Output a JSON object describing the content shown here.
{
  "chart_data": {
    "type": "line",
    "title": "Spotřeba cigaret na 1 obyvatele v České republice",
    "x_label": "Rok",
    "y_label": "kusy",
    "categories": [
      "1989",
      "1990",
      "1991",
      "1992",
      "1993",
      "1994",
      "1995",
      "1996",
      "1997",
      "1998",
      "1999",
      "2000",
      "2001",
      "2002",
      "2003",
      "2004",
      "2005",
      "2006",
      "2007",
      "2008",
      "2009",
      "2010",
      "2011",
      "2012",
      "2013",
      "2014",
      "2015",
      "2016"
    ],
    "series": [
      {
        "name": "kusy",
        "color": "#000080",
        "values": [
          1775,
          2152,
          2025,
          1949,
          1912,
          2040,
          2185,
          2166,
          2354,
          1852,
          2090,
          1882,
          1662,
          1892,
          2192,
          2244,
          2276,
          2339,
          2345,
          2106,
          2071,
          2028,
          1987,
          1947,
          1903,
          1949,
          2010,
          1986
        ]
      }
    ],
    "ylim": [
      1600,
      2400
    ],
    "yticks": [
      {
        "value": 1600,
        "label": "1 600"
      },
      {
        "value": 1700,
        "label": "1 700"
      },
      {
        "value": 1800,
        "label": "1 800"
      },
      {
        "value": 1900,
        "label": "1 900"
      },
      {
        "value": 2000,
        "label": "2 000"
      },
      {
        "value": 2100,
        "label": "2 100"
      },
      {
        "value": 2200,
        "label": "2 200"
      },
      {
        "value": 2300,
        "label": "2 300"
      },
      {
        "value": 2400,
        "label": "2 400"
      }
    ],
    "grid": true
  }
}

┄┄┄┄┄┄┄┄┄┄

WHAT IS NEEDED – Please reproduce each line exactly as written.

TASK ANSWER –
Output a JSON object describing the content shown here.
{
  "chart_data": {
    "type": "line",
    "title": "Spotřeba cigaret na 1 obyvatele v České republice",
    "x_label": "Rok",
    "y_label": "kusy",
    "categories": [
      "1989",
      "1990",
      "1991",
      "1992",
      "1993",
      "1994",
      "1995",
      "1996",
      "1997",
      "1998",
      "1999",
      "2000",
      "2001",
      "2002",
      "2003",
      "2004",
      "2005",
      "2006",
      "2007",
      "2008",
      "2009",
      "2010",
      "2011",
      "2012",
      "2013",
      "2014",
      "2015",
      "2016"
    ],
    "series": [
      {
        "name": "kusy",
        "color": "#000080",
        "values": [
          1775,
          2152,
          2025,
          1949,
          1912,
          2040,
          2185,
          2166,
          2354,
          1852,
          2090,
          1882,
          1662,
          1892,
          2192,
          2244,
          2276,
          2339,
          2345,
          2106,
          2071,
          2028,
          1987,
          1947,
          1903,
          1949,
          2010,
          1986
        ]
      }
    ],
    "ylim": [
      1600,
      2400
    ],
    "yticks": [
      {
        "value": 1600,
        "label": "1 600"
      },
      {
        "value": 1700,
        "label": "1 700"
      },
      {
        "value": 1800,
        "label": "1 800"
      },
      {
        "value": 1900,
        "label": "1 900"
      },
      {
        "value": 2000,
        "label": "2 000"
      },
      {
        "value": 2100,
        "label": "2 100"
      },
      {
        "value": 2200,
        "label": "2 200"
      },
      {
        "value": 2300,
        "label": "2 300"
      },
      {
        "value": 2400,
        "label": "2 400"
      }
    ],
    "grid": true
  }
}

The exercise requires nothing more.